----- INPUT RECORDS

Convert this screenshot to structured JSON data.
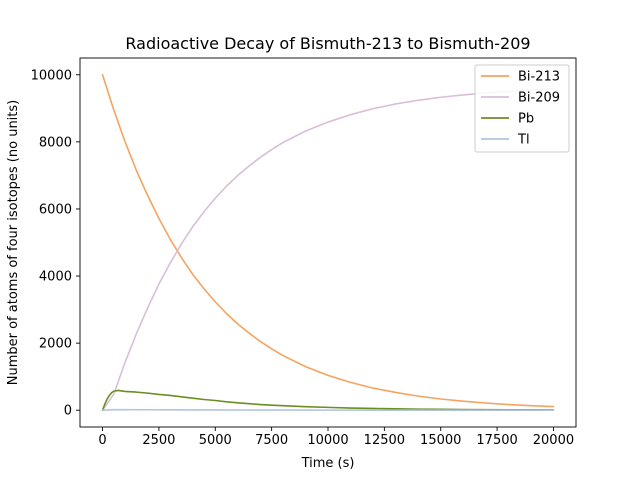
{
  "chart_data": {
    "type": "line",
    "title": "Radioactive Decay of Bismuth-213 to Bismuth-209",
    "xlabel": "Time (s)",
    "ylabel": "Number of atoms of four isotopes (no units)",
    "xlim": [
      -1000,
      21000
    ],
    "ylim": [
      -500,
      10500
    ],
    "xticks": [
      0,
      2500,
      5000,
      7500,
      10000,
      12500,
      15000,
      17500,
      20000
    ],
    "yticks": [
      0,
      2000,
      4000,
      6000,
      8000,
      10000
    ],
    "grid": false,
    "legend_position": "top-right",
    "series": [
      {
        "name": "Bi-213",
        "color": "#f4a460",
        "x": [
          0,
          500,
          1000,
          1500,
          2000,
          2500,
          3000,
          3500,
          4000,
          4500,
          5000,
          5500,
          6000,
          6500,
          7000,
          7500,
          8000,
          9000,
          10000,
          11000,
          12000,
          13000,
          14000,
          15000,
          16000,
          17000,
          18000,
          19000,
          20000
        ],
        "values": [
          10000,
          8950,
          8000,
          7150,
          6400,
          5720,
          5100,
          4550,
          4050,
          3620,
          3230,
          2880,
          2570,
          2300,
          2050,
          1830,
          1630,
          1300,
          1040,
          830,
          660,
          530,
          420,
          335,
          270,
          215,
          170,
          135,
          108
        ]
      },
      {
        "name": "Bi-209",
        "color": "#d8bfd8",
        "x": [
          0,
          500,
          1000,
          1500,
          2000,
          2500,
          3000,
          3500,
          4000,
          4500,
          5000,
          5500,
          6000,
          6500,
          7000,
          7500,
          8000,
          9000,
          10000,
          11000,
          12000,
          13000,
          14000,
          15000,
          16000,
          17000,
          18000,
          19000,
          20000
        ],
        "values": [
          0,
          480,
          1430,
          2280,
          3050,
          3760,
          4390,
          4960,
          5470,
          5920,
          6320,
          6680,
          7000,
          7280,
          7540,
          7770,
          7980,
          8320,
          8590,
          8810,
          8990,
          9130,
          9240,
          9330,
          9400,
          9460,
          9510,
          9550,
          9580
        ]
      },
      {
        "name": "Pb",
        "color": "#6b8e23",
        "x": [
          0,
          100,
          200,
          300,
          400,
          500,
          700,
          1000,
          1500,
          2000,
          2500,
          3000,
          3500,
          4000,
          4500,
          5000,
          5500,
          6000,
          6500,
          7000,
          7500,
          8000,
          9000,
          10000,
          11000,
          12000,
          13000,
          14000,
          15000,
          16000,
          17000,
          18000,
          19000,
          20000
        ],
        "values": [
          0,
          180,
          330,
          440,
          520,
          570,
          590,
          560,
          540,
          510,
          470,
          440,
          400,
          360,
          320,
          290,
          250,
          220,
          195,
          170,
          150,
          135,
          105,
          85,
          65,
          52,
          42,
          33,
          27,
          21,
          17,
          13,
          11,
          9
        ]
      },
      {
        "name": "Tl",
        "color": "#b0c4de",
        "x": [
          0,
          500,
          1000,
          2000,
          3000,
          4000,
          5000,
          6000,
          7000,
          8000,
          9000,
          10000,
          12000,
          14000,
          16000,
          18000,
          20000
        ],
        "values": [
          0,
          15,
          16,
          14,
          12,
          10,
          9,
          7,
          6,
          5,
          4,
          3,
          2,
          2,
          1,
          1,
          1
        ]
      }
    ]
  }
}
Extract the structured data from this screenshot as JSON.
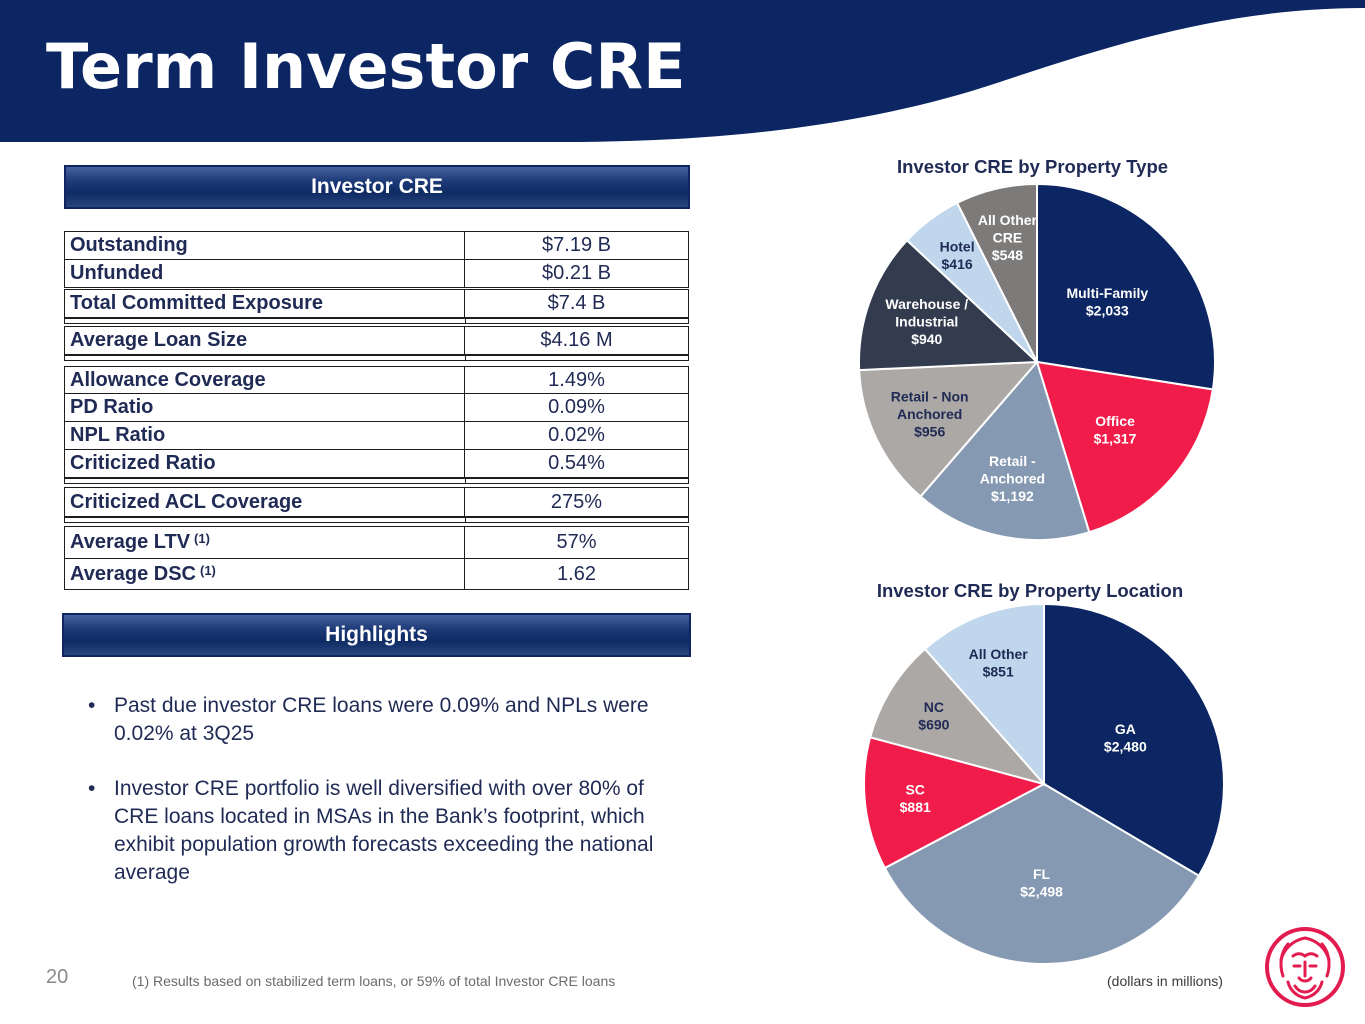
{
  "page": {
    "title": "Term Investor CRE",
    "page_number": "20",
    "footnote": "(1) Results based on stabilized term loans, or 59% of total Investor CRE loans",
    "units_note": "(dollars in millions)"
  },
  "colors": {
    "navy": "#0b2663",
    "red": "#f21c4a",
    "steel": "#8699b2",
    "gray": "#aca8a5",
    "charcoal": "#333c4f",
    "light_blue": "#bfd6ec",
    "dark_gray": "#7d7b79",
    "text": "#1f2a55"
  },
  "investor_table": {
    "heading": "Investor CRE",
    "rows": [
      {
        "label": "Outstanding",
        "value": "$7.19 B"
      },
      {
        "label": "Unfunded",
        "value": "$0.21 B"
      },
      {
        "label": "Total Committed Exposure",
        "value": "$7.4 B"
      },
      {
        "label": "Average Loan Size",
        "value": "$4.16 M"
      },
      {
        "label": "Allowance Coverage",
        "value": "1.49%"
      },
      {
        "label": "PD Ratio",
        "value": "0.09%"
      },
      {
        "label": "NPL Ratio",
        "value": "0.02%"
      },
      {
        "label": "Criticized Ratio",
        "value": "0.54%"
      },
      {
        "label": "Criticized ACL Coverage",
        "value": "275%"
      },
      {
        "label": "Average LTV",
        "note": "(1)",
        "value": "57%"
      },
      {
        "label": "Average DSC",
        "note": "(1)",
        "value": "1.62"
      }
    ]
  },
  "highlights": {
    "heading": "Highlights",
    "bullets": [
      "Past due investor CRE loans were 0.09% and NPLs were 0.02% at 3Q25",
      "Investor CRE portfolio is well diversified with over 80% of CRE loans located in MSAs in the Bank’s footprint, which exhibit population growth forecasts exceeding the national average"
    ]
  },
  "chart_data": [
    {
      "type": "pie",
      "title": "Investor CRE by Property Type",
      "categories": [
        "Multi-Family",
        "Office",
        "Retail - Anchored",
        "Retail - Non Anchored",
        "Warehouse / Industrial",
        "Hotel",
        "All Other CRE"
      ],
      "labels": [
        [
          "Multi-Family",
          "$2,033"
        ],
        [
          "Office",
          "$1,317"
        ],
        [
          "Retail -",
          "Anchored",
          "$1,192"
        ],
        [
          "Retail - Non",
          "Anchored",
          "$956"
        ],
        [
          "Warehouse /",
          "Industrial",
          "$940"
        ],
        [
          "Hotel",
          "$416"
        ],
        [
          "All Other",
          "CRE",
          "$548"
        ]
      ],
      "values": [
        2033,
        1317,
        1192,
        956,
        940,
        416,
        548
      ],
      "colors": [
        "#0b2663",
        "#f21c4a",
        "#8699b2",
        "#aca8a5",
        "#333c4f",
        "#bfd6ec",
        "#7d7b79"
      ],
      "label_colors": [
        "#ffffff",
        "#ffffff",
        "#ffffff",
        "#1f2a55",
        "#ffffff",
        "#1f2a55",
        "#ffffff"
      ]
    },
    {
      "type": "pie",
      "title": "Investor CRE by Property Location",
      "categories": [
        "GA",
        "FL",
        "SC",
        "NC",
        "All Other"
      ],
      "labels": [
        [
          "GA",
          "$2,480"
        ],
        [
          "FL",
          "$2,498"
        ],
        [
          "SC",
          "$881"
        ],
        [
          "NC",
          "$690"
        ],
        [
          "All Other",
          "$851"
        ]
      ],
      "values": [
        2480,
        2498,
        881,
        690,
        851
      ],
      "colors": [
        "#0b2663",
        "#8699b2",
        "#f21c4a",
        "#aca8a5",
        "#bfd6ec"
      ],
      "label_colors": [
        "#ffffff",
        "#ffffff",
        "#ffffff",
        "#1f2a55",
        "#1f2a55"
      ]
    }
  ]
}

----------

TASK INSTRUCTIONS -
Where a line contains "Criticized", copy that line.

RESULT -
        "label": "Criticized Ratio",
        "label": "Criticized ACL Coverage",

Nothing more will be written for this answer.